[Given exercise]
List each line in which the string "survey" appears.

[Task input]
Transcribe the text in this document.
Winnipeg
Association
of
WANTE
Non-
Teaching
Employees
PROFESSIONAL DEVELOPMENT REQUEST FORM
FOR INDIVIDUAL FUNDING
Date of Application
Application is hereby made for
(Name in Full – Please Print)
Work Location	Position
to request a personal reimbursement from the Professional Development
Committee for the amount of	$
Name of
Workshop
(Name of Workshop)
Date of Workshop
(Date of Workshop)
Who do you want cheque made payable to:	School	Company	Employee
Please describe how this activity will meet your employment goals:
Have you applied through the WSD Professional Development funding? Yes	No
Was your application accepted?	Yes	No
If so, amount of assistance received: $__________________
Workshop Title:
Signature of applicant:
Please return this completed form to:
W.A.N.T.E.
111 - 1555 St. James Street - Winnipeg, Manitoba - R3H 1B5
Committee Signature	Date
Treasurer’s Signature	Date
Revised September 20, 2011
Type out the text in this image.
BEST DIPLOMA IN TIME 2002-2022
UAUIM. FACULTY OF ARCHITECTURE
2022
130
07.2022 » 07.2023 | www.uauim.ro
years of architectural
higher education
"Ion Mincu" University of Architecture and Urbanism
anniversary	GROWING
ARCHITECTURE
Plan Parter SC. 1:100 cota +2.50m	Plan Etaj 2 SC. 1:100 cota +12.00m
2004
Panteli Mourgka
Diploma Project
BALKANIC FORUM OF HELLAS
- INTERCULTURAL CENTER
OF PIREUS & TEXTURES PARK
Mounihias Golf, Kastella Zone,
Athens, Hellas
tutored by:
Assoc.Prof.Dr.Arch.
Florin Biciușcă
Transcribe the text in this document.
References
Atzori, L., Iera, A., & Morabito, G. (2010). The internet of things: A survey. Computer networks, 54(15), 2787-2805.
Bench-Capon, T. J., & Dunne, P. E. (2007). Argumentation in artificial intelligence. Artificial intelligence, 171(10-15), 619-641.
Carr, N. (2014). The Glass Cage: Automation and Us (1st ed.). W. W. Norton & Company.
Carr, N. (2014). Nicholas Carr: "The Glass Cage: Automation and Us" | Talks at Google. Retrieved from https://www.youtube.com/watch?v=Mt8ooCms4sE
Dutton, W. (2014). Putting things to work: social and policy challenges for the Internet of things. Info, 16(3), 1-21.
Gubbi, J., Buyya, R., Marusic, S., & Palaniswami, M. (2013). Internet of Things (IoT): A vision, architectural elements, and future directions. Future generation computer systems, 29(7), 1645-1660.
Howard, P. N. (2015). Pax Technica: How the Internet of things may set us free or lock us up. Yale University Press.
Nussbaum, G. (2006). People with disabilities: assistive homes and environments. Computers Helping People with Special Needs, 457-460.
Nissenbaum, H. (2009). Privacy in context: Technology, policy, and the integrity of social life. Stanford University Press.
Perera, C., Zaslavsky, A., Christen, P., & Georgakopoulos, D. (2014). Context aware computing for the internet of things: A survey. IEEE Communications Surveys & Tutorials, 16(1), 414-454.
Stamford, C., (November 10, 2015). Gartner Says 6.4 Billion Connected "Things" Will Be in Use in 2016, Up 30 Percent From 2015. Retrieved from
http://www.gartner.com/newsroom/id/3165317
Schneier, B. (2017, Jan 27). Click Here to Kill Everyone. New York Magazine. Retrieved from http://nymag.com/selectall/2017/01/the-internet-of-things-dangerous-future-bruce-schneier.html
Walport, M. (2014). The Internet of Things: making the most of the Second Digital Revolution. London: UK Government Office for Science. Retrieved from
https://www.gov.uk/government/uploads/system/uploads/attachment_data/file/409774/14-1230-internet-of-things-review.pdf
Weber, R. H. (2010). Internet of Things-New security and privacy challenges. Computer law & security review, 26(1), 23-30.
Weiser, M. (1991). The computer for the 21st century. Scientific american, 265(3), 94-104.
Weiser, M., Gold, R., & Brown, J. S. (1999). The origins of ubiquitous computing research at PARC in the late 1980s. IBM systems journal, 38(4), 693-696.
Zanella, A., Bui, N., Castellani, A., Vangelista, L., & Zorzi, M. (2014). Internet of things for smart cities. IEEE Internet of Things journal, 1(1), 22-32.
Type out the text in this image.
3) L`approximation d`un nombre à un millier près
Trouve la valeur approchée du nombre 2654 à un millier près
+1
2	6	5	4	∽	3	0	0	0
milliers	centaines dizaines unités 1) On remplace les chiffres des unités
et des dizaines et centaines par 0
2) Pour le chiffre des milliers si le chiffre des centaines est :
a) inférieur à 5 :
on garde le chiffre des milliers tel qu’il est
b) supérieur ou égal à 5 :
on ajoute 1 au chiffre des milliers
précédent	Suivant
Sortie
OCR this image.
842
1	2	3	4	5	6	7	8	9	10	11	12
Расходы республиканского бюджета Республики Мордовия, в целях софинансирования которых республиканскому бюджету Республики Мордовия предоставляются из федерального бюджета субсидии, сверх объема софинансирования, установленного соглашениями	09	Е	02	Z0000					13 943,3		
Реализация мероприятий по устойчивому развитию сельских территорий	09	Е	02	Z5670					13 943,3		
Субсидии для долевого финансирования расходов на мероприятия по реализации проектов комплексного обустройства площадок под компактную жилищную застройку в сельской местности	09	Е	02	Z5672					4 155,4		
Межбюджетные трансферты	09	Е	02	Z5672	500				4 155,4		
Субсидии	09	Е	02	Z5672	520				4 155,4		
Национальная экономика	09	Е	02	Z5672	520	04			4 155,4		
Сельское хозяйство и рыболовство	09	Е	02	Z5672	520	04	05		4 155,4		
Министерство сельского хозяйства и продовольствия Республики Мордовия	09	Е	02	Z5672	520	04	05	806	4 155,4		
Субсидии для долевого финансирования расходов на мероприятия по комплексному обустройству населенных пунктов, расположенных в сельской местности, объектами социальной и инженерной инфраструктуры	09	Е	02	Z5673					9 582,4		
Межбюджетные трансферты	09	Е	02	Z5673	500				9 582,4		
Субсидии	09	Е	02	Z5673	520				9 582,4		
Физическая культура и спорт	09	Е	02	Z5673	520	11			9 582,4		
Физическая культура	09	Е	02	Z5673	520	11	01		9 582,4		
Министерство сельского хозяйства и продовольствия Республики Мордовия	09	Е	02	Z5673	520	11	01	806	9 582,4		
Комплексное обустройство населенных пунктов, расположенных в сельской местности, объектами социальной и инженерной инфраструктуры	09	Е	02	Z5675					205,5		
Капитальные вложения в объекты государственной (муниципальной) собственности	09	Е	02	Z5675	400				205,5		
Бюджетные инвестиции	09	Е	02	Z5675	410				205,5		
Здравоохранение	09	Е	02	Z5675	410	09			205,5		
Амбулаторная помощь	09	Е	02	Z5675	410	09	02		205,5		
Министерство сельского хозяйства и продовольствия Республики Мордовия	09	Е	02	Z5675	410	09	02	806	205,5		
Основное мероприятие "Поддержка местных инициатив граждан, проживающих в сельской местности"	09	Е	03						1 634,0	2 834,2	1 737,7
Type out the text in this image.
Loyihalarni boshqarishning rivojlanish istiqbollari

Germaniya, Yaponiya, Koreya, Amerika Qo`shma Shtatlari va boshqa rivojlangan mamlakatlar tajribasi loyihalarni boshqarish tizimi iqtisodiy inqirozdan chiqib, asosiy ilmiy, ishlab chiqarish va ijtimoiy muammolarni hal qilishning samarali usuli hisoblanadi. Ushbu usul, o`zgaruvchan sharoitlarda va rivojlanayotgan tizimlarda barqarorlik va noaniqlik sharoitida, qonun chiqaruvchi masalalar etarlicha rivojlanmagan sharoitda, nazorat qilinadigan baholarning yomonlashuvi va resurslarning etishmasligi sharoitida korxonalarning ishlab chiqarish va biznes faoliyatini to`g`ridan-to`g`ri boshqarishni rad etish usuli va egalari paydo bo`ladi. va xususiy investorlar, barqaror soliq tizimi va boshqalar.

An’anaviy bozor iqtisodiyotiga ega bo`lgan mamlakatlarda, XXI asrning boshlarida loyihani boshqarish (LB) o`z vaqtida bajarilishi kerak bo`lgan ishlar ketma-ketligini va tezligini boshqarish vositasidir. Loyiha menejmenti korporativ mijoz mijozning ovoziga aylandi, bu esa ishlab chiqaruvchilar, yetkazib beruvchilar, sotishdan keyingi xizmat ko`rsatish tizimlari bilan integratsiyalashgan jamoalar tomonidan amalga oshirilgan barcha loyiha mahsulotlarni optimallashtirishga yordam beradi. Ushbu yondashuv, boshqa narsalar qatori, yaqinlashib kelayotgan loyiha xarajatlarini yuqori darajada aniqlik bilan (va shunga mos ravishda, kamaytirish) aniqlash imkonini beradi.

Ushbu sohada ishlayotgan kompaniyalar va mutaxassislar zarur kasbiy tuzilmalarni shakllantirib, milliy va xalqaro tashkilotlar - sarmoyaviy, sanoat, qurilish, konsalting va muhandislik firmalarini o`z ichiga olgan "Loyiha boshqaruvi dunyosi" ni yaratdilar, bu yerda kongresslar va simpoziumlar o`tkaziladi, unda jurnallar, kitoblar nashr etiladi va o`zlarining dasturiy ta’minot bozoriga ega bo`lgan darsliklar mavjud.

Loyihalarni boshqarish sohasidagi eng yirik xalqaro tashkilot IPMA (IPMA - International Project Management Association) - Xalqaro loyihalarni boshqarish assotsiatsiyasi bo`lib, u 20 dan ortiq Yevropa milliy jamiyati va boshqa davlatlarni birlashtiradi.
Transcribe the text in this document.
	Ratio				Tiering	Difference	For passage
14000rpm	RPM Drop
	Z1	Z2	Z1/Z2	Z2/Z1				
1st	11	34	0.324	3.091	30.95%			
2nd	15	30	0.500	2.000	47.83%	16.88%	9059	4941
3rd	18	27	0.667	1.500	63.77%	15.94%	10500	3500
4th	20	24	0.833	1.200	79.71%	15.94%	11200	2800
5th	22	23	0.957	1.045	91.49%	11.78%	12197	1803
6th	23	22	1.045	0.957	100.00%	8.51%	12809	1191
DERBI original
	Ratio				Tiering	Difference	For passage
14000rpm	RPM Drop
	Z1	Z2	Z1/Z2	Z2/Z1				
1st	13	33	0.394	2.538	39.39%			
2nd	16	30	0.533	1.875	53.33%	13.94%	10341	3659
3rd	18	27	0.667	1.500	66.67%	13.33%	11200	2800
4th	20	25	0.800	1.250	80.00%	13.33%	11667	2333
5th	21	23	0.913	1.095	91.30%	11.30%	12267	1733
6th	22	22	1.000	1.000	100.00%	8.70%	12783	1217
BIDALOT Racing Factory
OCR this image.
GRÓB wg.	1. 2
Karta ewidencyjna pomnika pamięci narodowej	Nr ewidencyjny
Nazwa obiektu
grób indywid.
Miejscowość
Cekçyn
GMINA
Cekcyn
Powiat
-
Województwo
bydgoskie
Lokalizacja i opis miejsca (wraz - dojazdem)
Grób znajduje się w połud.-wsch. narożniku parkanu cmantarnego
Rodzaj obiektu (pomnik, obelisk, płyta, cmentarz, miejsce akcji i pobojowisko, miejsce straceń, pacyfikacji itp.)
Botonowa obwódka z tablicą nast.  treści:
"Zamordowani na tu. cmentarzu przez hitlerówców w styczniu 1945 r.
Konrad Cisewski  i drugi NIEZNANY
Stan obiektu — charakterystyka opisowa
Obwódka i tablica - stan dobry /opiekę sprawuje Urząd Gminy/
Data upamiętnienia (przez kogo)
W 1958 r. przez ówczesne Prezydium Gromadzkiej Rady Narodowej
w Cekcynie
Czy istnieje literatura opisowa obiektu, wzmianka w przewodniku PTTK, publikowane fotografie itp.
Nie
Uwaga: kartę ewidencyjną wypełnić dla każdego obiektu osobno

[Written reply]
Atzori, L., Iera, A., & Morabito, G. (2010). The internet of things: A survey. Computer networks, 54(15), 2787-2805.
Perera, C., Zaslavsky, A., Christen, P., & Georgakopoulos, D. (2014). Context aware computing for the internet of things: A survey. IEEE Communications Surveys & Tutorials, 16(1), 414-454.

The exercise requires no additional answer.